▶ **Short exercise**
Transcribe the records that follow. Keep every word exactly, and drop the pictures.

▶ **Extracted entries**
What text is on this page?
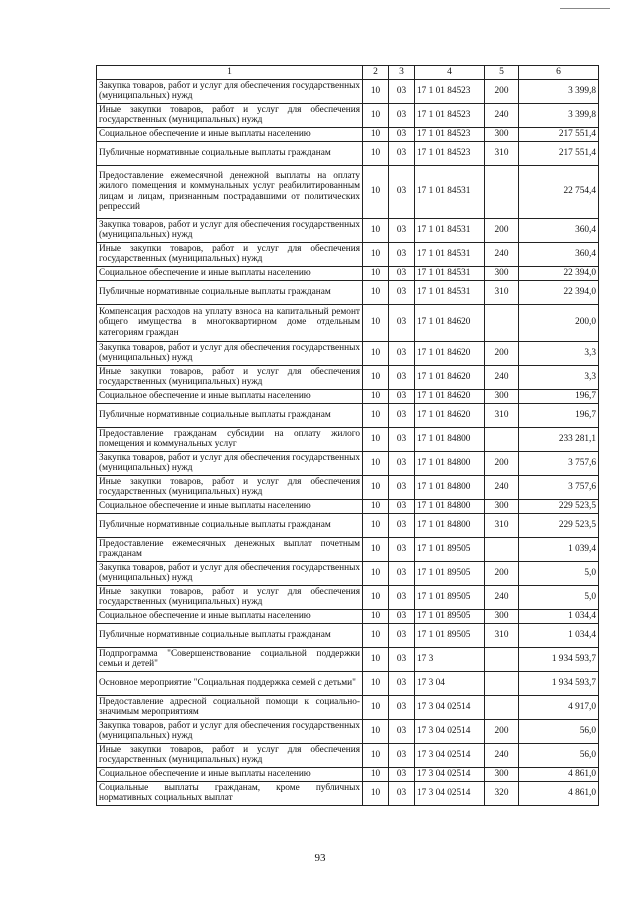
1	2	3	4	5	6
Закупка товаров, работ и услуг для обеспечения государственных (муниципальных) нужд	10	03	17 1 01 84523	200	3 399,8
Иные закупки товаров, работ и услуг для обеспечения государственных (муниципальных) нужд	10	03	17 1 01 84523	240	3 399,8
Социальное обеспечение и иные выплаты населению	10	03	17 1 01 84523	300	217 551,4
Публичные нормативные социальные выплаты гражданам	10	03	17 1 01 84523	310	217 551,4
Предоставление ежемесячной денежной выплаты на оплату жилого помещения и коммунальных услуг реабилитированным лицам и лицам, признанным пострадавшими от политических репрессий	10	03	17 1 01 84531		22 754,4
Закупка товаров, работ и услуг для обеспечения государственных (муниципальных) нужд	10	03	17 1 01 84531	200	360,4
Иные закупки товаров, работ и услуг для обеспечения государственных (муниципальных) нужд	10	03	17 1 01 84531	240	360,4
Социальное обеспечение и иные выплаты населению	10	03	17 1 01 84531	300	22 394,0
Публичные нормативные социальные выплаты гражданам	10	03	17 1 01 84531	310	22 394,0
Компенсация расходов на уплату взноса на капитальный ремонт общего имущества в многоквартирном доме отдельным категориям граждан	10	03	17 1 01 84620		200,0
Закупка товаров, работ и услуг для обеспечения государственных (муниципальных) нужд	10	03	17 1 01 84620	200	3,3
Иные закупки товаров, работ и услуг для обеспечения государственных (муниципальных) нужд	10	03	17 1 01 84620	240	3,3
Социальное обеспечение и иные выплаты населению	10	03	17 1 01 84620	300	196,7
Публичные нормативные социальные выплаты гражданам	10	03	17 1 01 84620	310	196,7
Предоставление гражданам субсидии на оплату жилого помещения и коммунальных услуг	10	03	17 1 01 84800		233 281,1
Закупка товаров, работ и услуг для обеспечения государственных (муниципальных) нужд	10	03	17 1 01 84800	200	3 757,6
Иные закупки товаров, работ и услуг для обеспечения государственных (муниципальных) нужд	10	03	17 1 01 84800	240	3 757,6
Социальное обеспечение и иные выплаты населению	10	03	17 1 01 84800	300	229 523,5
Публичные нормативные социальные выплаты гражданам	10	03	17 1 01 84800	310	229 523,5
Предоставление ежемесячных денежных выплат почетным гражданам	10	03	17 1 01 89505		1 039,4
Закупка товаров, работ и услуг для обеспечения государственных (муниципальных) нужд	10	03	17 1 01 89505	200	5,0
Иные закупки товаров, работ и услуг для обеспечения государственных (муниципальных) нужд	10	03	17 1 01 89505	240	5,0
Социальное обеспечение и иные выплаты населению	10	03	17 1 01 89505	300	1 034,4
Публичные нормативные социальные выплаты гражданам	10	03	17 1 01 89505	310	1 034,4
Подпрограмма "Совершенствование социальной поддержки семьи и детей"	10	03	17 3		1 934 593,7
Основное мероприятие "Социальная поддержка семей с детьми"	10	03	17 3 04		1 934 593,7
Предоставление адресной социальной помощи к социально-значимым мероприятиям	10	03	17 3 04 02514		4 917,0
Закупка товаров, работ и услуг для обеспечения государственных (муниципальных) нужд	10	03	17 3 04 02514	200	56,0
Иные закупки товаров, работ и услуг для обеспечения государственных (муниципальных) нужд	10	03	17 3 04 02514	240	56,0
Социальное обеспечение и иные выплаты населению	10	03	17 3 04 02514	300	4 861,0
Социальные выплаты гражданам, кроме публичных нормативных социальных выплат	10	03	17 3 04 02514	320	4 861,0
93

▶ **Solution below**
What text is on this page?
1	2	3	4	5	6
Закупка товаров, работ и услуг для обеспечения государственных (муниципальных) нужд	10	03	17 1 01 84523	200	3 399,8
Иные закупки товаров, работ и услуг для обеспечения государственных (муниципальных) нужд	10	03	17 1 01 84523	240	3 399,8
Социальное обеспечение и иные выплаты населению	10	03	17 1 01 84523	300	217 551,4
Публичные нормативные социальные выплаты гражданам	10	03	17 1 01 84523	310	217 551,4
Предоставление ежемесячной денежной выплаты на оплату жилого помещения и коммунальных услуг реабилитированным лицам и лицам, признанным пострадавшими от политических репрессий	10	03	17 1 01 84531		22 754,4
Закупка товаров, работ и услуг для обеспечения государственных (муниципальных) нужд	10	03	17 1 01 84531	200	360,4
Иные закупки товаров, работ и услуг для обеспечения государственных (муниципальных) нужд	10	03	17 1 01 84531	240	360,4
Социальное обеспечение и иные выплаты населению	10	03	17 1 01 84531	300	22 394,0
Публичные нормативные социальные выплаты гражданам	10	03	17 1 01 84531	310	22 394,0
Компенсация расходов на уплату взноса на капитальный ремонт общего имущества в многоквартирном доме отдельным категориям граждан	10	03	17 1 01 84620		200,0
Закупка товаров, работ и услуг для обеспечения государственных (муниципальных) нужд	10	03	17 1 01 84620	200	3,3
Иные закупки товаров, работ и услуг для обеспечения государственных (муниципальных) нужд	10	03	17 1 01 84620	240	3,3
Социальное обеспечение и иные выплаты населению	10	03	17 1 01 84620	300	196,7
Публичные нормативные социальные выплаты гражданам	10	03	17 1 01 84620	310	196,7
Предоставление гражданам субсидии на оплату жилого помещения и коммунальных услуг	10	03	17 1 01 84800		233 281,1
Закупка товаров, работ и услуг для обеспечения государственных (муниципальных) нужд	10	03	17 1 01 84800	200	3 757,6
Иные закупки товаров, работ и услуг для обеспечения государственных (муниципальных) нужд	10	03	17 1 01 84800	240	3 757,6
Социальное обеспечение и иные выплаты населению	10	03	17 1 01 84800	300	229 523,5
Публичные нормативные социальные выплаты гражданам	10	03	17 1 01 84800	310	229 523,5
Предоставление ежемесячных денежных выплат почетным гражданам	10	03	17 1 01 89505		1 039,4
Закупка товаров, работ и услуг для обеспечения государственных (муниципальных) нужд	10	03	17 1 01 89505	200	5,0
Иные закупки товаров, работ и услуг для обеспечения государственных (муниципальных) нужд	10	03	17 1 01 89505	240	5,0
Социальное обеспечение и иные выплаты населению	10	03	17 1 01 89505	300	1 034,4
Публичные нормативные социальные выплаты гражданам	10	03	17 1 01 89505	310	1 034,4
Подпрограмма "Совершенствование социальной поддержки семьи и детей"	10	03	17 3		1 934 593,7
Основное мероприятие "Социальная поддержка семей с детьми"	10	03	17 3 04		1 934 593,7
Предоставление адресной социальной помощи к социально-значимым мероприятиям	10	03	17 3 04 02514		4 917,0
Закупка товаров, работ и услуг для обеспечения государственных (муниципальных) нужд	10	03	17 3 04 02514	200	56,0
Иные закупки товаров, работ и услуг для обеспечения государственных (муниципальных) нужд	10	03	17 3 04 02514	240	56,0
Социальное обеспечение и иные выплаты населению	10	03	17 3 04 02514	300	4 861,0
Социальные выплаты гражданам, кроме публичных нормативных социальных выплат	10	03	17 3 04 02514	320	4 861,0
93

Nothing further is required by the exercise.